● **Task objective**
Reproduce every entry exactly.

--*--

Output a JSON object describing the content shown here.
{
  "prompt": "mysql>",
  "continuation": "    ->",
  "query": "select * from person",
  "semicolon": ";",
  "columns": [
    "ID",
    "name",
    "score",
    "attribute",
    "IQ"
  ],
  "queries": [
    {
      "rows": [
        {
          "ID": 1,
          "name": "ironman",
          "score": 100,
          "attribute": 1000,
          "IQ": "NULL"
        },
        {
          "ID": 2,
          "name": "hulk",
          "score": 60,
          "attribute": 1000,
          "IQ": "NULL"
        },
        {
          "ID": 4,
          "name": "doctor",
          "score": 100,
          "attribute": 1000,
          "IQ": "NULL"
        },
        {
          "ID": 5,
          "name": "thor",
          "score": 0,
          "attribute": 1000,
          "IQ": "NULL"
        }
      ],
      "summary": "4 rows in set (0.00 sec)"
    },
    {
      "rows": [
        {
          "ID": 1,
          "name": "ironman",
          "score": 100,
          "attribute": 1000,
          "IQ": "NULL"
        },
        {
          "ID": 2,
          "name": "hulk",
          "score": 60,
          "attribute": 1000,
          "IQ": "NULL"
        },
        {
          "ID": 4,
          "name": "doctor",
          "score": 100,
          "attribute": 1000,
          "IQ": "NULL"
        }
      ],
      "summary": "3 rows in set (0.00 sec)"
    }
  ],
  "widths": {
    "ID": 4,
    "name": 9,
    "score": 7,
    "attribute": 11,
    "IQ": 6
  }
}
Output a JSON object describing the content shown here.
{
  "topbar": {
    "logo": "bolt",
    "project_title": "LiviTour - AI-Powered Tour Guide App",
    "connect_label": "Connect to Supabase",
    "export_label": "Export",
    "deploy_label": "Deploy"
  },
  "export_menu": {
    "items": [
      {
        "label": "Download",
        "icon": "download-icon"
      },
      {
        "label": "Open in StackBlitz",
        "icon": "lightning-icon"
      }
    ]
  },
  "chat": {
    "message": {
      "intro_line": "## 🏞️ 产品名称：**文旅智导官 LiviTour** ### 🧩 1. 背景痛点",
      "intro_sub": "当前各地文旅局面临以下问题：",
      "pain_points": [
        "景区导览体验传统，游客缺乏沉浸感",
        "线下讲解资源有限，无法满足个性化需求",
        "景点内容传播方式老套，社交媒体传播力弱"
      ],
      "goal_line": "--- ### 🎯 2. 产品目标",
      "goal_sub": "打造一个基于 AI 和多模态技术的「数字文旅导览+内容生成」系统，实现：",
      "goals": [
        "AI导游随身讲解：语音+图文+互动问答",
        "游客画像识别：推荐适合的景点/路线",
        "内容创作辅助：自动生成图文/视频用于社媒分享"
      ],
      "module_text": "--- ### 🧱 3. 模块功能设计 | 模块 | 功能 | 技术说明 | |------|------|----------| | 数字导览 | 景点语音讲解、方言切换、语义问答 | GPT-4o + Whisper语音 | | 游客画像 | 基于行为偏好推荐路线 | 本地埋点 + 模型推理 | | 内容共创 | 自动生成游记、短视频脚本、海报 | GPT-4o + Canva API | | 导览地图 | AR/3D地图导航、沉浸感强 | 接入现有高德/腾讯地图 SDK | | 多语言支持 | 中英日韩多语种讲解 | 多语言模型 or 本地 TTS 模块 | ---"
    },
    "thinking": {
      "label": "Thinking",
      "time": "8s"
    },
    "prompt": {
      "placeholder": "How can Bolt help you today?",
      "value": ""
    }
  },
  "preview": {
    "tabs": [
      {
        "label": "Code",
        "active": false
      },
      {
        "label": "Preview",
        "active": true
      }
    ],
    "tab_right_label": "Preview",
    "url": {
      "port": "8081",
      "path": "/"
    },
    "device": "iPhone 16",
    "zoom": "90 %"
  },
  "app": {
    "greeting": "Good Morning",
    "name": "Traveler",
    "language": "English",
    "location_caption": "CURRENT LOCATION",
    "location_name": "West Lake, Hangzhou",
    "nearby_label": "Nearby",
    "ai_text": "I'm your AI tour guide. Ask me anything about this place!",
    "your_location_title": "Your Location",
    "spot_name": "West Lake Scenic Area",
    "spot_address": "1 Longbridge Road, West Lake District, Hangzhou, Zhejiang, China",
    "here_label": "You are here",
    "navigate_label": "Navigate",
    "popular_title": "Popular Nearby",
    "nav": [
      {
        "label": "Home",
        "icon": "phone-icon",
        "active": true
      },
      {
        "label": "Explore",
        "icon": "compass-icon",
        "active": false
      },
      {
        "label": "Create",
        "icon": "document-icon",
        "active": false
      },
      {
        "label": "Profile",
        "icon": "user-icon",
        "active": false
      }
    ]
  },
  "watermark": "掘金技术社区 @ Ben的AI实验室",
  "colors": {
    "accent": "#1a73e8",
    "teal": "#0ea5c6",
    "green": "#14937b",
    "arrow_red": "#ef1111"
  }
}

--*--

● **Solution**
Output a JSON object describing the content shown here.
{
  "prompt": "mysql>",
  "continuation": "    ->",
  "query": "select * from person",
  "semicolon": ";",
  "columns": [
    "ID",
    "name",
    "score",
    "attribute",
    "IQ"
  ],
  "queries": [
    {
      "rows": [
        {
          "ID": 1,
          "name": "ironman",
          "score": 100,
          "attribute": 1000,
          "IQ": "NULL"
        },
        {
          "ID": 2,
          "name": "hulk",
          "score": 60,
          "attribute": 1000,
          "IQ": "NULL"
        },
        {
          "ID": 4,
          "name": "doctor",
          "score": 100,
          "attribute": 1000,
          "IQ": "NULL"
        },
        {
          "ID": 5,
          "name": "thor",
          "score": 0,
          "attribute": 1000,
          "IQ": "NULL"
        }
      ],
      "summary": "4 rows in set (0.00 sec)"
    },
    {
      "rows": [
        {
          "ID": 1,
          "name": "ironman",
          "score": 100,
          "attribute": 1000,
          "IQ": "NULL"
        },
        {
          "ID": 2,
          "name": "hulk",
          "score": 60,
          "attribute": 1000,
          "IQ": "NULL"
        },
        {
          "ID": 4,
          "name": "doctor",
          "score": 100,
          "attribute": 1000,
          "IQ": "NULL"
        }
      ],
      "summary": "3 rows in set (0.00 sec)"
    }
  ],
  "widths": {
    "ID": 4,
    "name": 9,
    "score": 7,
    "attribute": 11,
    "IQ": 6
  }
}
Output a JSON object describing the content shown here.
{
  "topbar": {
    "logo": "bolt",
    "project_title": "LiviTour - AI-Powered Tour Guide App",
    "connect_label": "Connect to Supabase",
    "export_label": "Export",
    "deploy_label": "Deploy"
  },
  "export_menu": {
    "items": [
      {
        "label": "Download",
        "icon": "download-icon"
      },
      {
        "label": "Open in StackBlitz",
        "icon": "lightning-icon"
      }
    ]
  },
  "chat": {
    "message": {
      "intro_line": "## 🏞️ 产品名称：**文旅智导官 LiviTour** ### 🧩 1. 背景痛点",
      "intro_sub": "当前各地文旅局面临以下问题：",
      "pain_points": [
        "景区导览体验传统，游客缺乏沉浸感",
        "线下讲解资源有限，无法满足个性化需求",
        "景点内容传播方式老套，社交媒体传播力弱"
      ],
      "goal_line": "--- ### 🎯 2. 产品目标",
      "goal_sub": "打造一个基于 AI 和多模态技术的「数字文旅导览+内容生成」系统，实现：",
      "goals": [
        "AI导游随身讲解：语音+图文+互动问答",
        "游客画像识别：推荐适合的景点/路线",
        "内容创作辅助：自动生成图文/视频用于社媒分享"
      ],
      "module_text": "--- ### 🧱 3. 模块功能设计 | 模块 | 功能 | 技术说明 | |------|------|----------| | 数字导览 | 景点语音讲解、方言切换、语义问答 | GPT-4o + Whisper语音 | | 游客画像 | 基于行为偏好推荐路线 | 本地埋点 + 模型推理 | | 内容共创 | 自动生成游记、短视频脚本、海报 | GPT-4o + Canva API | | 导览地图 | AR/3D地图导航、沉浸感强 | 接入现有高德/腾讯地图 SDK | | 多语言支持 | 中英日韩多语种讲解 | 多语言模型 or 本地 TTS 模块 | ---"
    },
    "thinking": {
      "label": "Thinking",
      "time": "8s"
    },
    "prompt": {
      "placeholder": "How can Bolt help you today?",
      "value": ""
    }
  },
  "preview": {
    "tabs": [
      {
        "label": "Code",
        "active": false
      },
      {
        "label": "Preview",
        "active": true
      }
    ],
    "tab_right_label": "Preview",
    "url": {
      "port": "8081",
      "path": "/"
    },
    "device": "iPhone 16",
    "zoom": "90 %"
  },
  "app": {
    "greeting": "Good Morning",
    "name": "Traveler",
    "language": "English",
    "location_caption": "CURRENT LOCATION",
    "location_name": "West Lake, Hangzhou",
    "nearby_label": "Nearby",
    "ai_text": "I'm your AI tour guide. Ask me anything about this place!",
    "your_location_title": "Your Location",
    "spot_name": "West Lake Scenic Area",
    "spot_address": "1 Longbridge Road, West Lake District, Hangzhou, Zhejiang, China",
    "here_label": "You are here",
    "navigate_label": "Navigate",
    "popular_title": "Popular Nearby",
    "nav": [
      {
        "label": "Home",
        "icon": "phone-icon",
        "active": true
      },
      {
        "label": "Explore",
        "icon": "compass-icon",
        "active": false
      },
      {
        "label": "Create",
        "icon": "document-icon",
        "active": false
      },
      {
        "label": "Profile",
        "icon": "user-icon",
        "active": false
      }
    ]
  },
  "watermark": "掘金技术社区 @ Ben的AI实验室",
  "colors": {
    "accent": "#1a73e8",
    "teal": "#0ea5c6",
    "green": "#14937b",
    "arrow_red": "#ef1111"
  }
}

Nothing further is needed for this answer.